* RECORDS FOR THIS EXERCISE:
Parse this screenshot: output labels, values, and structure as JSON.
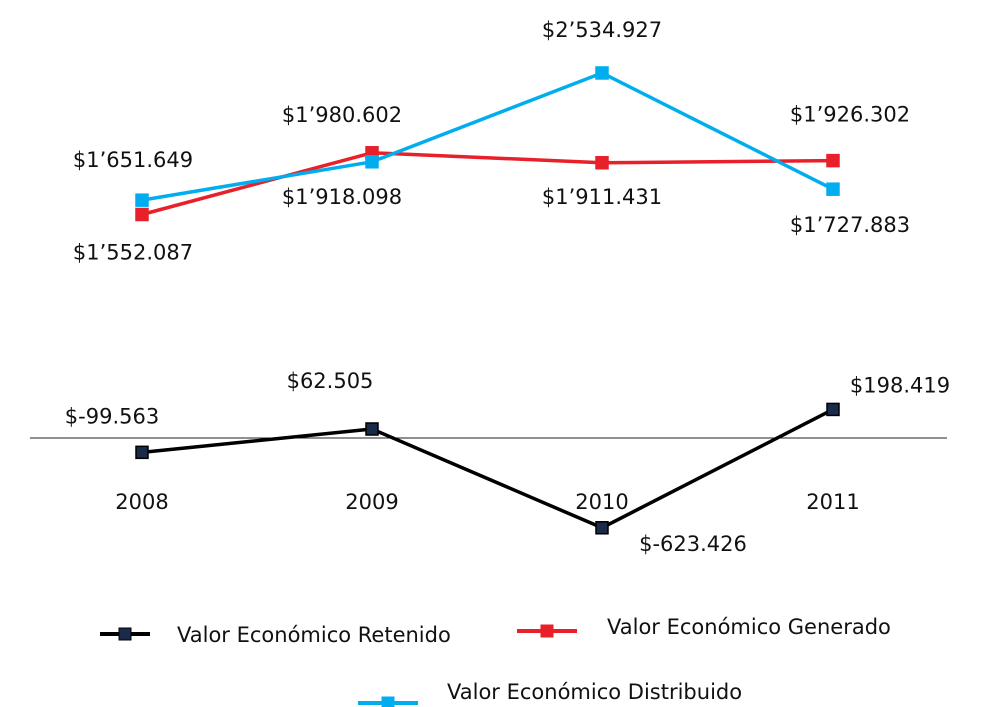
{
  "chart_data": {
    "type": "line",
    "categories": [
      "2008",
      "2009",
      "2010",
      "2011"
    ],
    "ylim": [
      -1000000,
      3000000
    ],
    "series": [
      {
        "name": "Valor Económico Retenido",
        "color": "#000000",
        "values": [
          -99563,
          62505,
          -623426,
          198419
        ],
        "value_labels": [
          "$-99.563",
          "$62.505",
          "$-623.426",
          "$198.419"
        ]
      },
      {
        "name": "Valor Económico Generado",
        "color": "#e8202a",
        "values": [
          1552087,
          1980602,
          1911431,
          1926302
        ],
        "value_labels": [
          "$1’552.087",
          "$1’980.602",
          "$1’911.431",
          "$1’926.302"
        ]
      },
      {
        "name": "Valor Económico Distribuido",
        "color": "#00aeef",
        "values": [
          1651649,
          1918098,
          2534927,
          1727883
        ],
        "value_labels": [
          "$1’651.649",
          "$1’918.098",
          "$2’534.927",
          "$1’727.883"
        ]
      }
    ]
  }
}
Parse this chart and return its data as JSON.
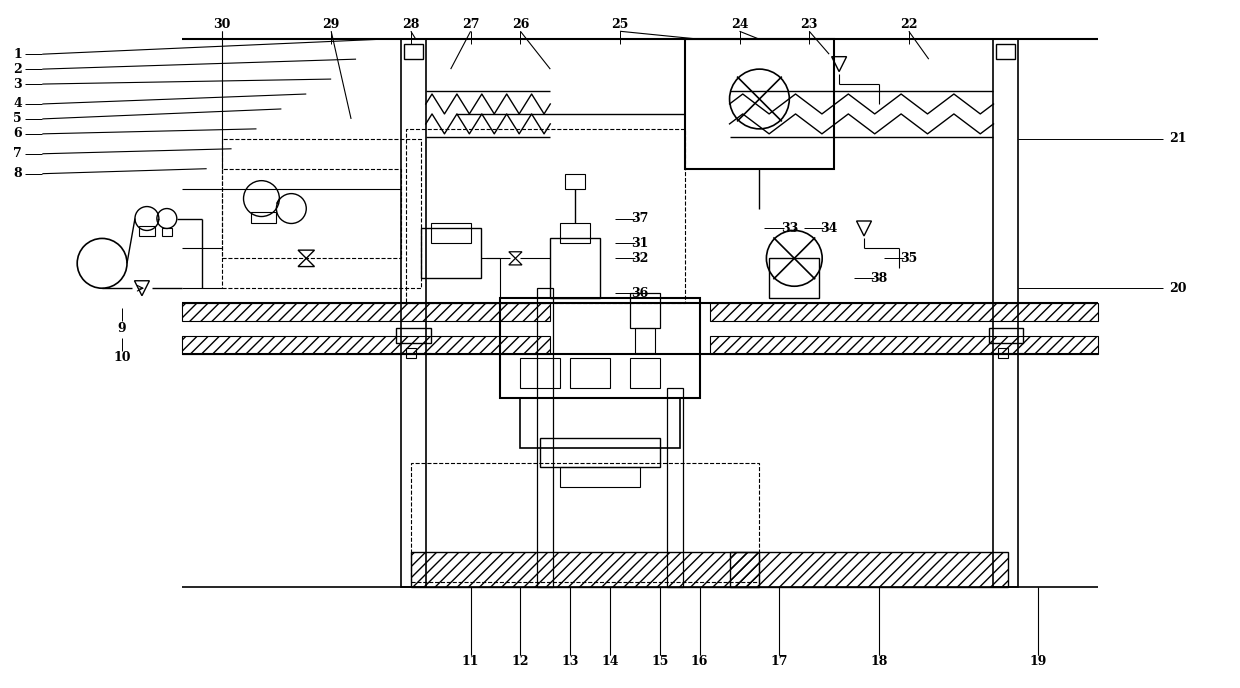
{
  "bg_color": "#ffffff",
  "figsize": [
    12.4,
    6.88
  ],
  "dpi": 100,
  "labels_top_left": [
    [
      "1",
      1.5,
      63.5
    ],
    [
      "2",
      1.5,
      62.0
    ],
    [
      "3",
      1.5,
      60.5
    ],
    [
      "4",
      1.5,
      58.5
    ],
    [
      "5",
      1.5,
      57.0
    ],
    [
      "6",
      1.5,
      55.5
    ],
    [
      "7",
      1.5,
      53.5
    ],
    [
      "8",
      1.5,
      51.5
    ]
  ],
  "labels_top": [
    [
      "30",
      22,
      66.5
    ],
    [
      "29",
      33,
      66.5
    ],
    [
      "28",
      41,
      66.5
    ],
    [
      "27",
      47,
      66.5
    ],
    [
      "26",
      52,
      66.5
    ],
    [
      "25",
      62,
      66.5
    ],
    [
      "24",
      74,
      66.5
    ],
    [
      "23",
      81,
      66.5
    ],
    [
      "22",
      91,
      66.5
    ]
  ],
  "labels_right": [
    [
      "21",
      118,
      55
    ],
    [
      "20",
      118,
      40
    ]
  ],
  "labels_bottom": [
    [
      "9",
      12,
      36
    ],
    [
      "10",
      12,
      33
    ],
    [
      "11",
      47,
      2.5
    ],
    [
      "12",
      52,
      2.5
    ],
    [
      "13",
      57,
      2.5
    ],
    [
      "14",
      61,
      2.5
    ],
    [
      "15",
      66,
      2.5
    ],
    [
      "16",
      70,
      2.5
    ],
    [
      "17",
      78,
      2.5
    ],
    [
      "18",
      88,
      2.5
    ],
    [
      "19",
      104,
      2.5
    ]
  ],
  "labels_inner": [
    [
      "37",
      64,
      47
    ],
    [
      "31",
      64,
      44.5
    ],
    [
      "32",
      64,
      43
    ],
    [
      "36",
      64,
      39.5
    ],
    [
      "33",
      79,
      46
    ],
    [
      "34",
      83,
      46
    ],
    [
      "35",
      91,
      43
    ],
    [
      "38",
      88,
      41
    ]
  ]
}
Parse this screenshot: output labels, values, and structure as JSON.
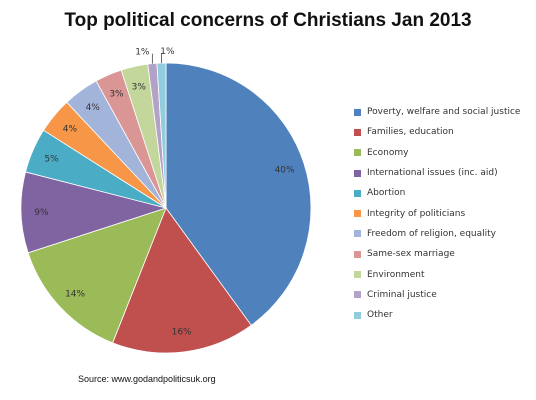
{
  "chart_data": {
    "type": "pie",
    "title": "Top political concerns of Christians Jan 2013",
    "categories": [
      "Poverty, welfare and social justice",
      "Families, education",
      "Economy",
      "International issues (inc. aid)",
      "Abortion",
      "Integrity of politicians",
      "Freedom of religion, equality",
      "Same-sex marriage",
      "Environment",
      "Criminal justice",
      "Other"
    ],
    "values": [
      40,
      16,
      14,
      9,
      5,
      4,
      4,
      3,
      3,
      1,
      1
    ],
    "value_labels": [
      "40%",
      "16%",
      "14%",
      "9%",
      "5%",
      "4%",
      "4%",
      "3%",
      "3%",
      "1%",
      "1%"
    ],
    "colors": [
      "#4f81bd",
      "#c0504d",
      "#9bbb59",
      "#8064a2",
      "#4bacc6",
      "#f79646",
      "#a3b4db",
      "#d99694",
      "#c3d69b",
      "#b3a2c7",
      "#93cddd"
    ],
    "legend_position": "right",
    "source": "Source: www.godandpoliticsuk.org"
  }
}
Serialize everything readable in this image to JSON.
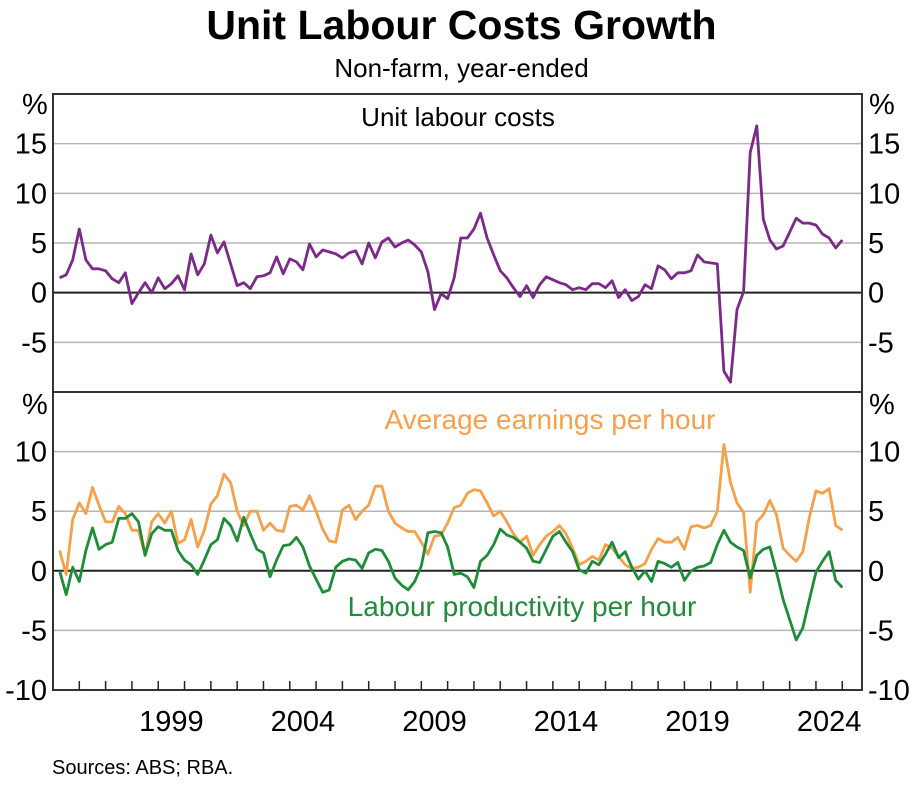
{
  "chart_data": {
    "type": "line",
    "title": "Unit Labour Costs Growth",
    "subtitle": "Non-farm, year-ended",
    "source": "Sources: ABS; RBA.",
    "frequency": "quarterly",
    "x_start": "1995 Q1",
    "x_end": "2024 Q4",
    "x_range": [
      1995.0,
      2025.75
    ],
    "x_tick_labels": [
      "1999",
      "2004",
      "2009",
      "2014",
      "2019",
      "2024"
    ],
    "x_label_years": [
      1999,
      2004,
      2009,
      2014,
      2019,
      2024
    ],
    "x_minor_ticks": "every year",
    "grid": true,
    "panels": [
      {
        "name": "top",
        "panel_title": "Unit labour costs",
        "unit_label": "%",
        "ylim": [
          -10,
          20
        ],
        "yticks": [
          -5,
          0,
          5,
          10,
          15
        ],
        "ytick_labels": [
          "-5",
          "0",
          "5",
          "10",
          "15"
        ],
        "series": [
          {
            "name": "Unit labour costs",
            "color": "#7b2a8a",
            "values": [
              1.5,
              1.8,
              3.3,
              6.4,
              3.3,
              2.4,
              2.4,
              2.2,
              1.4,
              1.0,
              2.0,
              -1.1,
              0.0,
              1.0,
              0.0,
              1.5,
              0.4,
              0.9,
              1.7,
              0.3,
              3.9,
              1.8,
              2.9,
              5.8,
              4.0,
              5.1,
              2.9,
              0.7,
              1.0,
              0.4,
              1.6,
              1.7,
              2.0,
              3.6,
              1.9,
              3.4,
              3.1,
              2.3,
              4.9,
              3.6,
              4.3,
              4.1,
              3.9,
              3.5,
              4.0,
              4.2,
              2.9,
              5.0,
              3.5,
              5.1,
              5.5,
              4.6,
              5.0,
              5.3,
              4.8,
              4.1,
              2.1,
              -1.7,
              -0.1,
              -0.6,
              1.5,
              5.5,
              5.5,
              6.4,
              8.0,
              5.5,
              3.8,
              2.2,
              1.5,
              0.5,
              -0.4,
              0.7,
              -0.5,
              0.8,
              1.6,
              1.3,
              1.0,
              0.8,
              0.3,
              0.5,
              0.3,
              0.9,
              0.9,
              0.5,
              1.2,
              -0.5,
              0.3,
              -0.8,
              -0.4,
              0.8,
              0.4,
              2.7,
              2.3,
              1.4,
              2.0,
              2.0,
              2.2,
              3.8,
              3.1,
              3.0,
              2.9,
              -7.9,
              -9.0,
              -1.7,
              0.1,
              14.1,
              16.8,
              7.4,
              5.3,
              4.4,
              4.7,
              6.1,
              7.5,
              7.0,
              7.0,
              6.8,
              5.9,
              5.5,
              4.5,
              5.3
            ]
          }
        ]
      },
      {
        "name": "bottom",
        "unit_label": "%",
        "ylim": [
          -10,
          15
        ],
        "yticks": [
          -10,
          -5,
          0,
          5,
          10
        ],
        "ytick_labels": [
          "-10",
          "-5",
          "0",
          "5",
          "10"
        ],
        "series": [
          {
            "name": "Average earnings per hour",
            "color": "#f7a04a",
            "values": [
              1.7,
              -0.3,
              4.3,
              5.7,
              4.8,
              7.0,
              5.5,
              4.1,
              4.1,
              5.4,
              4.8,
              3.4,
              3.4,
              1.3,
              4.1,
              4.8,
              4.0,
              5.0,
              2.3,
              2.6,
              4.3,
              2.0,
              3.4,
              5.6,
              6.3,
              8.1,
              7.4,
              5.0,
              3.8,
              5.0,
              5.0,
              3.4,
              4.0,
              3.4,
              3.3,
              5.4,
              5.5,
              5.1,
              6.3,
              5.0,
              3.5,
              2.5,
              2.4,
              5.1,
              5.5,
              4.3,
              5.0,
              5.5,
              7.1,
              7.1,
              5.0,
              4.0,
              3.6,
              3.3,
              3.3,
              2.4,
              1.4,
              2.9,
              3.0,
              4.0,
              5.3,
              5.5,
              6.5,
              6.8,
              6.7,
              5.7,
              4.6,
              5.0,
              4.1,
              3.1,
              2.4,
              2.9,
              1.3,
              2.2,
              2.9,
              3.3,
              3.8,
              3.1,
              1.9,
              0.5,
              0.8,
              1.2,
              0.9,
              2.2,
              1.9,
              1.2,
              0.5,
              0.2,
              0.3,
              0.6,
              1.8,
              2.7,
              2.4,
              2.4,
              2.8,
              1.8,
              3.7,
              3.8,
              3.6,
              3.8,
              5.0,
              10.6,
              7.4,
              5.7,
              4.9,
              -1.8,
              4.1,
              4.7,
              5.9,
              4.7,
              1.9,
              1.3,
              0.8,
              1.6,
              4.5,
              6.7,
              6.5,
              6.9,
              3.8,
              3.4
            ]
          },
          {
            "name": "Labour productivity per hour",
            "color": "#1f8c3a",
            "values": [
              0.0,
              -2.0,
              0.3,
              -0.9,
              1.7,
              3.6,
              1.8,
              2.2,
              2.4,
              4.4,
              4.4,
              4.8,
              4.1,
              1.3,
              3.1,
              3.7,
              3.4,
              3.4,
              1.7,
              0.9,
              0.5,
              -0.3,
              0.9,
              2.2,
              2.6,
              4.4,
              3.8,
              2.5,
              4.5,
              3.1,
              1.8,
              1.5,
              -0.5,
              0.9,
              2.1,
              2.2,
              2.8,
              2.0,
              0.4,
              -0.7,
              -1.8,
              -1.6,
              0.3,
              0.8,
              1.0,
              0.9,
              0.2,
              1.5,
              1.8,
              1.7,
              0.8,
              -0.6,
              -1.2,
              -1.6,
              -0.9,
              0.4,
              3.2,
              3.3,
              3.2,
              2.0,
              -0.3,
              -0.2,
              -0.5,
              -1.4,
              0.8,
              1.3,
              2.2,
              3.5,
              3.0,
              2.8,
              2.4,
              1.9,
              0.8,
              0.7,
              1.8,
              2.9,
              3.3,
              2.4,
              1.6,
              0.1,
              -0.2,
              0.8,
              0.5,
              1.4,
              2.4,
              1.1,
              1.6,
              0.3,
              -0.7,
              0.0,
              -0.9,
              0.8,
              0.6,
              0.3,
              0.7,
              -0.8,
              0.0,
              0.3,
              0.4,
              0.7,
              2.2,
              3.4,
              2.4,
              2.0,
              1.7,
              -0.6,
              1.3,
              1.8,
              2.0,
              -0.1,
              -2.4,
              -4.1,
              -5.8,
              -4.8,
              -2.4,
              -0.1,
              0.8,
              1.6,
              -0.8,
              -1.4
            ]
          }
        ]
      }
    ]
  }
}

* WORK TO DO: Collect each line above holding the string "justice".

* CORRECT OUTPUT:
      "Poverty, welfare and social justice",
      "Criminal justice",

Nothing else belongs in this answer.